Transcribe all the entries word for word, omitting any pictures they contain.

◆ ◆ ◆

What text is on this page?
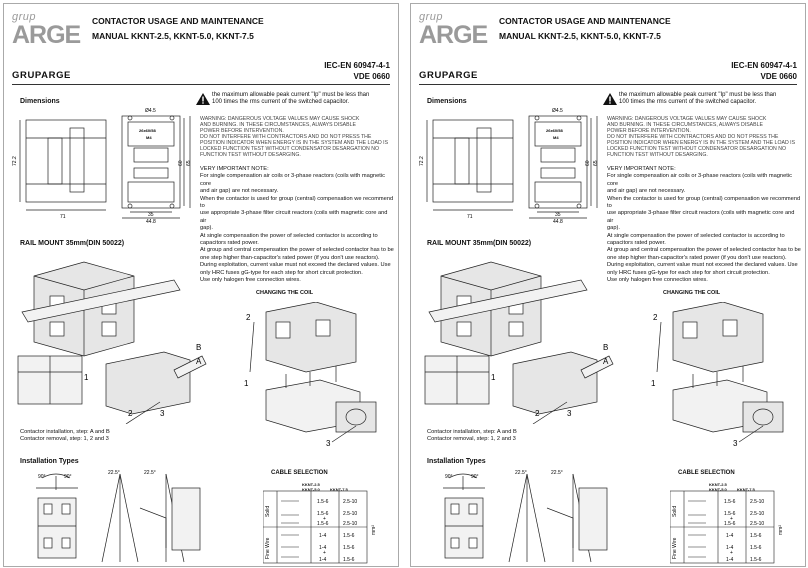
grup
ARGE
GRUPARGE
CONTACTOR USAGE AND MAINTENANCE
MANUAL KKNT-2.5, KKNT-5.0, KKNT-7.5
IEC-EN 60947-4-1
VDE 0660
Dimensions
26x60/58
M4
72.2
71
Ø4.5
35
44.8
60 65
the maximum allowable peak current "Ip" must be less than
100 times the rms current of the switched capacitor.
WARNING: DANGEROUS VOLTAGE VALUES MAY CAUSE SHOCK
AND BURNING. IN THESE CIRCUMSTANCES, ALWAYS DISABLE
POWER BEFORE INTERVENTION.
DO NOT INTERFERE WITH CONTRACTORS AND DO NOT PRESS THE
POSITION INDICATOR WHEN ENERGY IS IN THE SYSTEM AND THE LOAD IS
LOCKED FUNCTION TEST WITHOUT CONDENSATOR DESARGATION NO
FUNCTION TEST WITHOUT DESARGING.
VERY IMPORTANT NOTE:
For single compensation air coils or 3-phase reactors (coils with magnetic core
and air gap) are not necessary.
When the contactor is used for group (central) compensation we recommend to
use appropriate 3-phase filter circuit reactors (coils with magnetic core and air
gap).
At single compensation the power of selected contactor is according to
capacitors rated power.
At group and central compensation the power of selected contactor has to be
one step higher than-capacitor's rated power (if you don't use reactors).
During exploitation, current value must not exceed the declared values. Use
only HRC fuses gG-type for each step for short circuit protection.
Use only halogen free connection wires.
RAIL MOUNT 35mm(DIN 50022)
B
A
1
2	3
CHANGING THE COIL
2
1
3
Contactor installation, step: A and B
Contactor removal, step: 1, 2 and 3
Installation Types
90°	90°
22.5°	22.5°	CABLE SELECTION
KKNT-2.5
KKNT-5.0	KKNT-7.5
Solid
Fine Wire
mm²
1.5-6	2.5-10
1.5-6	2.5-10
+
1.5-6	2.5-10
1-4	1.5-6
1-4	1.5-6
+
1-4	1.5-6
grup
ARGE
GRUPARGE
CONTACTOR USAGE AND MAINTENANCE
MANUAL KKNT-2.5, KKNT-5.0, KKNT-7.5
IEC-EN 60947-4-1
VDE 0660
Dimensions
26x60/58
M4
72.2
71
Ø4.5
35
44.8
60 65
the maximum allowable peak current "Ip" must be less than
100 times the rms current of the switched capacitor.
WARNING: DANGEROUS VOLTAGE VALUES MAY CAUSE SHOCK
AND BURNING. IN THESE CIRCUMSTANCES, ALWAYS DISABLE
POWER BEFORE INTERVENTION.
DO NOT INTERFERE WITH CONTRACTORS AND DO NOT PRESS THE
POSITION INDICATOR WHEN ENERGY IS IN THE SYSTEM AND THE LOAD IS
LOCKED FUNCTION TEST WITHOUT CONDENSATOR DESARGATION NO
FUNCTION TEST WITHOUT DESARGING.
VERY IMPORTANT NOTE:
For single compensation air coils or 3-phase reactors (coils with magnetic core
and air gap) are not necessary.
When the contactor is used for group (central) compensation we recommend to
use appropriate 3-phase filter circuit reactors (coils with magnetic core and air
gap).
At single compensation the power of selected contactor is according to
capacitors rated power.
At group and central compensation the power of selected contactor has to be
one step higher than-capacitor's rated power (if you don't use reactors).
During exploitation, current value must not exceed the declared values. Use
only HRC fuses gG-type for each step for short circuit protection.
Use only halogen free connection wires.
RAIL MOUNT 35mm(DIN 50022)
B
A
1
2	3
CHANGING THE COIL
2
1
3
Contactor installation, step: A and B
Contactor removal, step: 1, 2 and 3
Installation Types
90°	90°
22.5°	22.5°	CABLE SELECTION
KKNT-2.5
KKNT-5.0	KKNT-7.5
Solid
Fine Wire
mm²
1.5-6	2.5-10
1.5-6	2.5-10
+
1.5-6	2.5-10
1-4	1.5-6
1-4	1.5-6
+
1-4	1.5-6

◆ ◆ ◆

### Answer to this problem
What text is on this page?
grup
ARGE
GRUPARGE
CONTACTOR USAGE AND MAINTENANCE
MANUAL KKNT-2.5, KKNT-5.0, KKNT-7.5
IEC-EN 60947-4-1
VDE 0660
Dimensions
26x60/58
M4
72.2
71
Ø4.5
35
44.8
60 65
the maximum allowable peak current "Ip" must be less than
100 times the rms current of the switched capacitor.
WARNING: DANGEROUS VOLTAGE VALUES MAY CAUSE SHOCK
AND BURNING. IN THESE CIRCUMSTANCES, ALWAYS DISABLE
POWER BEFORE INTERVENTION.
DO NOT INTERFERE WITH CONTRACTORS AND DO NOT PRESS THE
POSITION INDICATOR WHEN ENERGY IS IN THE SYSTEM AND THE LOAD IS
LOCKED FUNCTION TEST WITHOUT CONDENSATOR DESARGATION NO
FUNCTION TEST WITHOUT DESARGING.
VERY IMPORTANT NOTE:
For single compensation air coils or 3-phase reactors (coils with magnetic core
and air gap) are not necessary.
When the contactor is used for group (central) compensation we recommend to
use appropriate 3-phase filter circuit reactors (coils with magnetic core and air
gap).
At single compensation the power of selected contactor is according to
capacitors rated power.
At group and central compensation the power of selected contactor has to be
one step higher than-capacitor's rated power (if you don't use reactors).
During exploitation, current value must not exceed the declared values. Use
only HRC fuses gG-type for each step for short circuit protection.
Use only halogen free connection wires.
RAIL MOUNT 35mm(DIN 50022)
B
A
1
2	3
CHANGING THE COIL
2
1
3
Contactor installation, step: A and B
Contactor removal, step: 1, 2 and 3
Installation Types
90°	90°
22.5°	22.5°	CABLE SELECTION
KKNT-2.5
KKNT-5.0	KKNT-7.5
Solid
Fine Wire
mm²
1.5-6	2.5-10
1.5-6	2.5-10
+
1.5-6	2.5-10
1-4	1.5-6
1-4	1.5-6
+
1-4	1.5-6
grup
ARGE
GRUPARGE
CONTACTOR USAGE AND MAINTENANCE
MANUAL KKNT-2.5, KKNT-5.0, KKNT-7.5
IEC-EN 60947-4-1
VDE 0660
Dimensions
26x60/58
M4
72.2
71
Ø4.5
35
44.8
60 65
the maximum allowable peak current "Ip" must be less than
100 times the rms current of the switched capacitor.
WARNING: DANGEROUS VOLTAGE VALUES MAY CAUSE SHOCK
AND BURNING. IN THESE CIRCUMSTANCES, ALWAYS DISABLE
POWER BEFORE INTERVENTION.
DO NOT INTERFERE WITH CONTRACTORS AND DO NOT PRESS THE
POSITION INDICATOR WHEN ENERGY IS IN THE SYSTEM AND THE LOAD IS
LOCKED FUNCTION TEST WITHOUT CONDENSATOR DESARGATION NO
FUNCTION TEST WITHOUT DESARGING.
VERY IMPORTANT NOTE:
For single compensation air coils or 3-phase reactors (coils with magnetic core
and air gap) are not necessary.
When the contactor is used for group (central) compensation we recommend to
use appropriate 3-phase filter circuit reactors (coils with magnetic core and air
gap).
At single compensation the power of selected contactor is according to
capacitors rated power.
At group and central compensation the power of selected contactor has to be
one step higher than-capacitor's rated power (if you don't use reactors).
During exploitation, current value must not exceed the declared values. Use
only HRC fuses gG-type for each step for short circuit protection.
Use only halogen free connection wires.
RAIL MOUNT 35mm(DIN 50022)
B
A
1
2	3
CHANGING THE COIL
2
1
3
Contactor installation, step: A and B
Contactor removal, step: 1, 2 and 3
Installation Types
90°	90°
22.5°	22.5°	CABLE SELECTION
KKNT-2.5
KKNT-5.0	KKNT-7.5
Solid
Fine Wire
mm²
1.5-6	2.5-10
1.5-6	2.5-10
+
1.5-6	2.5-10
1-4	1.5-6
1-4	1.5-6
+
1-4	1.5-6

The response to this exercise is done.